-- What to do --
Report all lines from the entries below in which "climatology" appears.

'''

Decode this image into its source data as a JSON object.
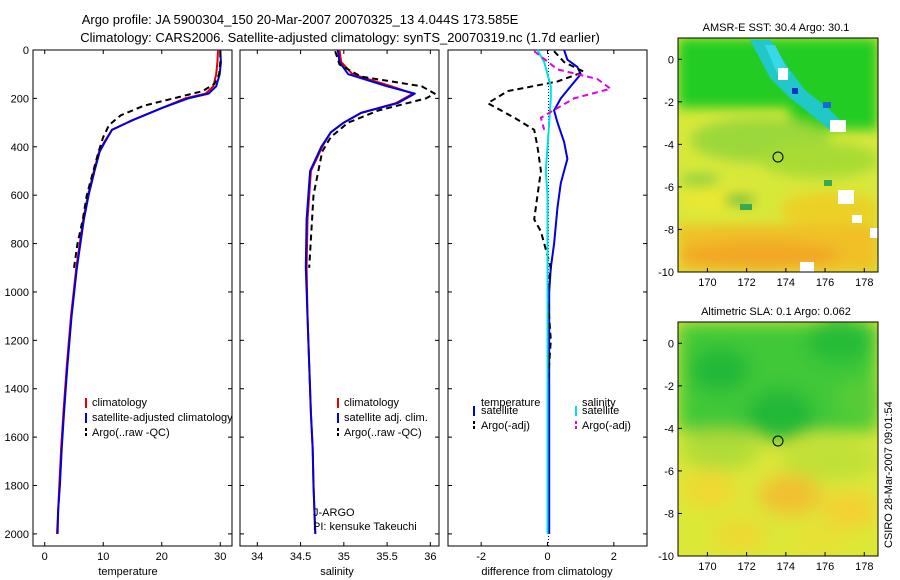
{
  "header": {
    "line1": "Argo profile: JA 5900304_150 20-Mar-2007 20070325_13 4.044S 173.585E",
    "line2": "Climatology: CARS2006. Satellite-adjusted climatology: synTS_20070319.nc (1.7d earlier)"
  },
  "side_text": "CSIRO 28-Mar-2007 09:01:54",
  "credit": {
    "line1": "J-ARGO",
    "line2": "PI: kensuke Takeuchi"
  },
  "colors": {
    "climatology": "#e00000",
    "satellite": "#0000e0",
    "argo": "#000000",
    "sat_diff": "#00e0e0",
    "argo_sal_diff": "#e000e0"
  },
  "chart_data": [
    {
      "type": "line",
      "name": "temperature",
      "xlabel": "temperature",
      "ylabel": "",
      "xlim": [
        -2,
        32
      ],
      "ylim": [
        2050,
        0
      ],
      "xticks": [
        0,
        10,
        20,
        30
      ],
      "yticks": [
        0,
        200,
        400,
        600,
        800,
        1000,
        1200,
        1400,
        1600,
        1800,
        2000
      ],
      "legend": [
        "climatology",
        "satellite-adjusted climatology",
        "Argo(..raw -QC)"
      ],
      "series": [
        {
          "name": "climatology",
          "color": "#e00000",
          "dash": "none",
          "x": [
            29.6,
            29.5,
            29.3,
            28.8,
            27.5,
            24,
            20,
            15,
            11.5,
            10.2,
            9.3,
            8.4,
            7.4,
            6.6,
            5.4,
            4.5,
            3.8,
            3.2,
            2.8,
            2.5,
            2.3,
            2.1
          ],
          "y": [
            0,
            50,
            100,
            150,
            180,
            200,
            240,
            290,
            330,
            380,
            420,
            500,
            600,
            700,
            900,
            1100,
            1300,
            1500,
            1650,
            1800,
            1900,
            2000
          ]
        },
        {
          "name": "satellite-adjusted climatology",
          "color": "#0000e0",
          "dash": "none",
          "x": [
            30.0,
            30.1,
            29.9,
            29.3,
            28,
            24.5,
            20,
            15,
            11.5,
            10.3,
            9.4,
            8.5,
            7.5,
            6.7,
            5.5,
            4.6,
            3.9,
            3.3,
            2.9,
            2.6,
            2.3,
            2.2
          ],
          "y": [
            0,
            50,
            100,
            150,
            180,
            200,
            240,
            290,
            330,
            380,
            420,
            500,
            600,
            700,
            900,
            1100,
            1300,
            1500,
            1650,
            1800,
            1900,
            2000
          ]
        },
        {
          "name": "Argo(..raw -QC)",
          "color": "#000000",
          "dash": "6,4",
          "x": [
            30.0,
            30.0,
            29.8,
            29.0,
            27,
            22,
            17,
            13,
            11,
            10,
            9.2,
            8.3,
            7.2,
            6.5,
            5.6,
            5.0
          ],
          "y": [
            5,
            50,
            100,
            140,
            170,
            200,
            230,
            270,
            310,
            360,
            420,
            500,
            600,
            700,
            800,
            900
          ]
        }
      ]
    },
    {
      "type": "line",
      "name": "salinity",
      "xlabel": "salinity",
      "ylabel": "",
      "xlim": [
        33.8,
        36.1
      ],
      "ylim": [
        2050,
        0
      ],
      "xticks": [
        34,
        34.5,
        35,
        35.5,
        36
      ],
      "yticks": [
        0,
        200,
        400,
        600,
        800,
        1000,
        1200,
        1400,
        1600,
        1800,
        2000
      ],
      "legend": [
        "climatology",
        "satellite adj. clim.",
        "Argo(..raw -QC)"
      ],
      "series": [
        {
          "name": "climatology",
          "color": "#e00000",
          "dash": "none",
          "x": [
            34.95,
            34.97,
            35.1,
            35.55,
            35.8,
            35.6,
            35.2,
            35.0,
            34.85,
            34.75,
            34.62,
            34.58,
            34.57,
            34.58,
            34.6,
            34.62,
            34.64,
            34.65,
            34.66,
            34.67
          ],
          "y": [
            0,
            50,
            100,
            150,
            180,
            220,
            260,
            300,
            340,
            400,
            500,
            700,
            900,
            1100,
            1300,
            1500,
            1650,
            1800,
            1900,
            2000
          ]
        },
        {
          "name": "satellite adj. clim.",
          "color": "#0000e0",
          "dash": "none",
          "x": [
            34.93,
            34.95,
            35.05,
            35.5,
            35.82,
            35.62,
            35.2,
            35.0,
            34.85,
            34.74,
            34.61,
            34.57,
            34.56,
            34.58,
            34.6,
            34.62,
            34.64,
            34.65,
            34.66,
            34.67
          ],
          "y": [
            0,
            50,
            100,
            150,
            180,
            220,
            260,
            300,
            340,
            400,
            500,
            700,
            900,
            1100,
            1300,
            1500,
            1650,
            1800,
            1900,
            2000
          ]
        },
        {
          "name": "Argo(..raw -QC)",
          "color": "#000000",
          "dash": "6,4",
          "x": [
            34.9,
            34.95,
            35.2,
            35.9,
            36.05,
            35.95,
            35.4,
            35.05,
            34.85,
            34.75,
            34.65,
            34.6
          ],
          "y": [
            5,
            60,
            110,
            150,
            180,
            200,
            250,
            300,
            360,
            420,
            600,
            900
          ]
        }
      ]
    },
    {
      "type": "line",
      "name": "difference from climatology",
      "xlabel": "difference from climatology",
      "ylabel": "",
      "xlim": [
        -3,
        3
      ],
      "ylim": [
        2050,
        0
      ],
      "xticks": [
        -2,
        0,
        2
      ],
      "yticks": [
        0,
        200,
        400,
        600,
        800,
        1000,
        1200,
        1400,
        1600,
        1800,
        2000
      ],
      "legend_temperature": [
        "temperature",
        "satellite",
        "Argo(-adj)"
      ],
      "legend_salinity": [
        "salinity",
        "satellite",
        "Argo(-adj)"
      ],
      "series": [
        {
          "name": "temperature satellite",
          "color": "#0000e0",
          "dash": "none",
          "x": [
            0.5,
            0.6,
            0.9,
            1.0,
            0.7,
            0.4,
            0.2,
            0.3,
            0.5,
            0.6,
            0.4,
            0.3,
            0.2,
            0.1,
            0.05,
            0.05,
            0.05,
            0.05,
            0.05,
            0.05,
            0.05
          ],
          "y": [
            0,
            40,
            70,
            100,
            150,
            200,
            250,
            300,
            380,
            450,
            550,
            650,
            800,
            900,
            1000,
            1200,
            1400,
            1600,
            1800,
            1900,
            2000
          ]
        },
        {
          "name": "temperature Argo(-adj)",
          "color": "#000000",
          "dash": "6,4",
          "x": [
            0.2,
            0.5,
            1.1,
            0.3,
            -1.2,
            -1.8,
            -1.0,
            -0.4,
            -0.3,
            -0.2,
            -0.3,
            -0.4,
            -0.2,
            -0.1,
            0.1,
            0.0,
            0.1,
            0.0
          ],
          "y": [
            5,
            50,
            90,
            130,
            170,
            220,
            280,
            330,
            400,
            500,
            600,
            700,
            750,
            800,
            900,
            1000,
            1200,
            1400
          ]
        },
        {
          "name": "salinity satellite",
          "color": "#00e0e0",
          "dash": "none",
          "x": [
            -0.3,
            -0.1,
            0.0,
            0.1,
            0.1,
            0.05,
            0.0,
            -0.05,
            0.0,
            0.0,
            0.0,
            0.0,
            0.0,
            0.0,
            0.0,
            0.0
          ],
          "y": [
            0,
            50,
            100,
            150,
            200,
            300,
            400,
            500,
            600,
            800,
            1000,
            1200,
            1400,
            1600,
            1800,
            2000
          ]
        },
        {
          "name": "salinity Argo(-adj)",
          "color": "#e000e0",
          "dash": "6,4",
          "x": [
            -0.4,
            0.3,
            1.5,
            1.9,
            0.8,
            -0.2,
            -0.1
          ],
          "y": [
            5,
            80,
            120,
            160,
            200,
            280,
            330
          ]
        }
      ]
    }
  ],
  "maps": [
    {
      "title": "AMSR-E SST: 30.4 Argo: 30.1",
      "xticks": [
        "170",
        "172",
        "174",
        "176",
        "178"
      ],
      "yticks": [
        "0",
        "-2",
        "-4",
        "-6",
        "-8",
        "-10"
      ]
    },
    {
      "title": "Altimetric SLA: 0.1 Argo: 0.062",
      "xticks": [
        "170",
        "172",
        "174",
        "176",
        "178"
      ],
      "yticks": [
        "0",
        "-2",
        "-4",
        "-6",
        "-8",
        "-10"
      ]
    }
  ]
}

'''
'''

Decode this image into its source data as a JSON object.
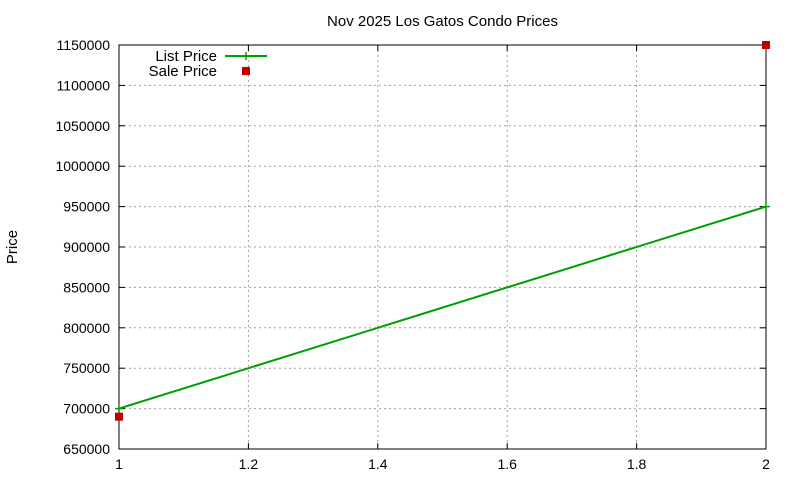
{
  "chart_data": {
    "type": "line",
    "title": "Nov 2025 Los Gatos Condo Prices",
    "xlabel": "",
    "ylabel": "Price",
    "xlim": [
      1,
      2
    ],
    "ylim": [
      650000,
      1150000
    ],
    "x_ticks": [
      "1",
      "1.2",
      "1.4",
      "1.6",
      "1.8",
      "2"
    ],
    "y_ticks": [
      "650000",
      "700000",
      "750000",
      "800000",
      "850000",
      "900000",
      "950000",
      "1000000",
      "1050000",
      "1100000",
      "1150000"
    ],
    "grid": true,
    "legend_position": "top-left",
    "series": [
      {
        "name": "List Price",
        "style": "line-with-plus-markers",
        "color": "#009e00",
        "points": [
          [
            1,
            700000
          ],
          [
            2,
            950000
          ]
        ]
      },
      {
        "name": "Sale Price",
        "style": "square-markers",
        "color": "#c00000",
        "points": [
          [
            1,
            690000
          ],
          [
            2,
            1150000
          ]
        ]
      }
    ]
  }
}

'''
'''

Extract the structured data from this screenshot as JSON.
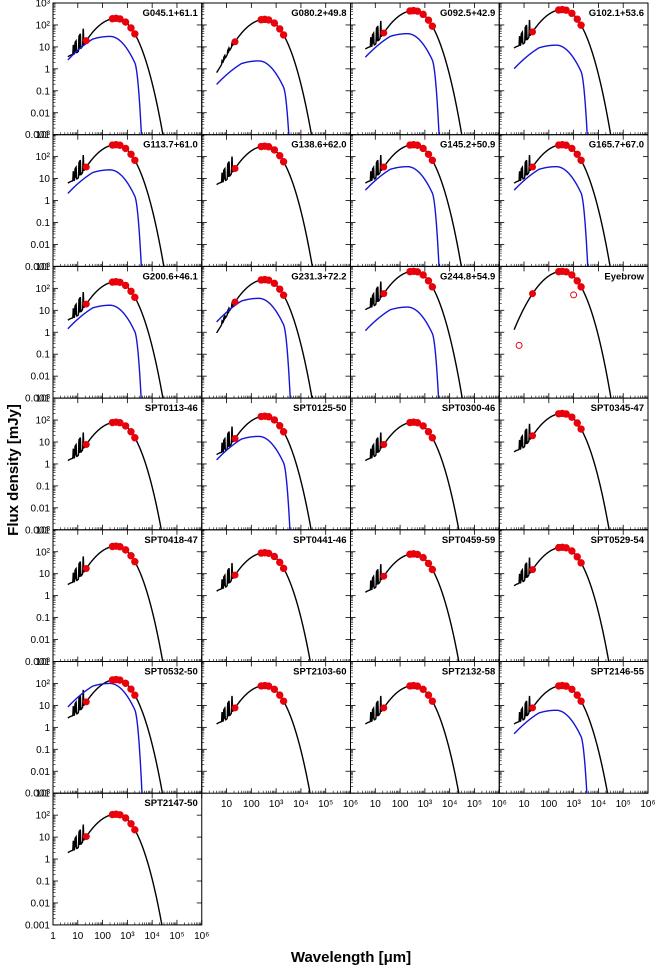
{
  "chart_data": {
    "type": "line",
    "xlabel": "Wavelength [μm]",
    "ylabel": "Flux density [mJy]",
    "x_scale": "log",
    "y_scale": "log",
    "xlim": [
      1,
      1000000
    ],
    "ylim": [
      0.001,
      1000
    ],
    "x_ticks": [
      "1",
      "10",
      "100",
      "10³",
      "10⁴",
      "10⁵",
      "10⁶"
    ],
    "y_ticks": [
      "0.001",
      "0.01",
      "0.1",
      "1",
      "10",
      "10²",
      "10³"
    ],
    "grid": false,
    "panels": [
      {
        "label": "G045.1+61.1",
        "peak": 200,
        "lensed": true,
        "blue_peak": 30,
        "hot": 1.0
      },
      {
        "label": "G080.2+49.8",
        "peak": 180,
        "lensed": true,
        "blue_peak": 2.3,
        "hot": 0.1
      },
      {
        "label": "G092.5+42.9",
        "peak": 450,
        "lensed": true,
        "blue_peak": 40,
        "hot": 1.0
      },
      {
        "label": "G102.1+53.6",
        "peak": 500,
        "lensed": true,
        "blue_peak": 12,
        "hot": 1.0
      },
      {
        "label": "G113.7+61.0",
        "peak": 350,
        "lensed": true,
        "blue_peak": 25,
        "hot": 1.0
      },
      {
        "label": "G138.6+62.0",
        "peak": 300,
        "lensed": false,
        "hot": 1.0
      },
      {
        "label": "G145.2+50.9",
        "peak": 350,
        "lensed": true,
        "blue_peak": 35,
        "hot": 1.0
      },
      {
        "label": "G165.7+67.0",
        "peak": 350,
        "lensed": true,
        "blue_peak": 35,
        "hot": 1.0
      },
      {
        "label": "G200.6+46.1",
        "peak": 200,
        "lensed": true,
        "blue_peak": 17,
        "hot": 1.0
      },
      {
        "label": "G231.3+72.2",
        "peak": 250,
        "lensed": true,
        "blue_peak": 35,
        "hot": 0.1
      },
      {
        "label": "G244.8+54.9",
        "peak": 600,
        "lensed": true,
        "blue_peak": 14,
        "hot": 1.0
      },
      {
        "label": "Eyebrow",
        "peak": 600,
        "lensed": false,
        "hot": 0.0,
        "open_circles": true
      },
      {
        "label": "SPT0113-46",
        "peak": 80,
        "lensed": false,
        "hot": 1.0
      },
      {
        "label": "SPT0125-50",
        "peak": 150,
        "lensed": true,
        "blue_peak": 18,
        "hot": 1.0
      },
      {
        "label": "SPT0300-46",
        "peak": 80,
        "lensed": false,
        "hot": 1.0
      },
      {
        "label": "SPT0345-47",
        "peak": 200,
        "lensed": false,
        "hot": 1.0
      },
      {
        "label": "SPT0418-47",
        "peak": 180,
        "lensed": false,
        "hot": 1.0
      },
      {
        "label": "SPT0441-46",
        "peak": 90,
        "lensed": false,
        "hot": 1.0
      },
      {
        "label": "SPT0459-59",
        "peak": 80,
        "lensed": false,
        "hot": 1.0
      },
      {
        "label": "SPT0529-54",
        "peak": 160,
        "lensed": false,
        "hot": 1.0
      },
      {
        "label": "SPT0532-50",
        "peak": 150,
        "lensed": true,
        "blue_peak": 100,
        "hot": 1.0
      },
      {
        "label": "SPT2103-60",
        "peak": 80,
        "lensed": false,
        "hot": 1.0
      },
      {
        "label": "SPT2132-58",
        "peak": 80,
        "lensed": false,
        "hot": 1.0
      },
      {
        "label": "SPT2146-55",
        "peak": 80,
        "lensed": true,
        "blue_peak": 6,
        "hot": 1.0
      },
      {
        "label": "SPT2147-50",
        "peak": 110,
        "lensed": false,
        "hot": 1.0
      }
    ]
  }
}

'''

-- Answer to this task --
    "line2": "Climatology: CARS2006. Satellite-adjusted climatology: synTS_20070319.nc (1.7d earlier)"
    "climatology": "#e00000",
        "climatology",
        "satellite-adjusted climatology",
          "name": "climatology",
          "name": "satellite-adjusted climatology",
        "climatology",
          "name": "climatology",
      "name": "difference from climatology",
      "xlabel": "difference from climatology",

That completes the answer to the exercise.